Dataset content —
────────────────────────────────────────
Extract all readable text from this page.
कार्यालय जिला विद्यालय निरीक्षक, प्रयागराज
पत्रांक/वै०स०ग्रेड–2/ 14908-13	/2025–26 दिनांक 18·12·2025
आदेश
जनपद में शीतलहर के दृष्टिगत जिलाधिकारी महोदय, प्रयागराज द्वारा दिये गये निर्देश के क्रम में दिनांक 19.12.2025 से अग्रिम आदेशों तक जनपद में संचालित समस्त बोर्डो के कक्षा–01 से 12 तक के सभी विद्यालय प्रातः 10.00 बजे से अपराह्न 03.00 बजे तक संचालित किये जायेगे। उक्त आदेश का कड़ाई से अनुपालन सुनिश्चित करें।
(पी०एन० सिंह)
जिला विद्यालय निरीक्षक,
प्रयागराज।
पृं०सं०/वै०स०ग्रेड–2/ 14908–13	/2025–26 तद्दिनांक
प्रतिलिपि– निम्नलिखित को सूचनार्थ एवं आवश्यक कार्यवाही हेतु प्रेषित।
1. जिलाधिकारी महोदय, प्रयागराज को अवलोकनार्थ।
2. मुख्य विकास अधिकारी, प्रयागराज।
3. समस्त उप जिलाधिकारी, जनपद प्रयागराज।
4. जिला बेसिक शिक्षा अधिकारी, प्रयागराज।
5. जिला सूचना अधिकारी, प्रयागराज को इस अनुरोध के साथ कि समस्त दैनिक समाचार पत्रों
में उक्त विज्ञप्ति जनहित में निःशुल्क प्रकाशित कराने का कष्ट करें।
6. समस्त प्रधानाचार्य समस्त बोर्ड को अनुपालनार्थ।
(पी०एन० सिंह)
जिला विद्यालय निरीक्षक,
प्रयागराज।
────────────────────────────────────────
Short problem —
Make an exact copy of the records.

Task result —
Extract all readable text from this page.
कार्यालय जिला विद्यालय निरीक्षक, प्रयागराज
पत्रांक/वै०स०ग्रेड–2/ 14908-13	/2025–26 दिनांक 18·12·2025
आदेश
जनपद में शीतलहर के दृष्टिगत जिलाधिकारी महोदय, प्रयागराज द्वारा दिये गये निर्देश के क्रम में दिनांक 19.12.2025 से अग्रिम आदेशों तक जनपद में संचालित समस्त बोर्डो के कक्षा–01 से 12 तक के सभी विद्यालय प्रातः 10.00 बजे से अपराह्न 03.00 बजे तक संचालित किये जायेगे। उक्त आदेश का कड़ाई से अनुपालन सुनिश्चित करें।
(पी०एन० सिंह)
जिला विद्यालय निरीक्षक,
प्रयागराज।
पृं०सं०/वै०स०ग्रेड–2/ 14908–13	/2025–26 तद्दिनांक
प्रतिलिपि– निम्नलिखित को सूचनार्थ एवं आवश्यक कार्यवाही हेतु प्रेषित।
1. जिलाधिकारी महोदय, प्रयागराज को अवलोकनार्थ।
2. मुख्य विकास अधिकारी, प्रयागराज।
3. समस्त उप जिलाधिकारी, जनपद प्रयागराज।
4. जिला बेसिक शिक्षा अधिकारी, प्रयागराज।
5. जिला सूचना अधिकारी, प्रयागराज को इस अनुरोध के साथ कि समस्त दैनिक समाचार पत्रों
में उक्त विज्ञप्ति जनहित में निःशुल्क प्रकाशित कराने का कष्ट करें।
6. समस्त प्रधानाचार्य समस्त बोर्ड को अनुपालनार्थ।
(पी०एन० सिंह)
जिला विद्यालय निरीक्षक,
प्रयागराज।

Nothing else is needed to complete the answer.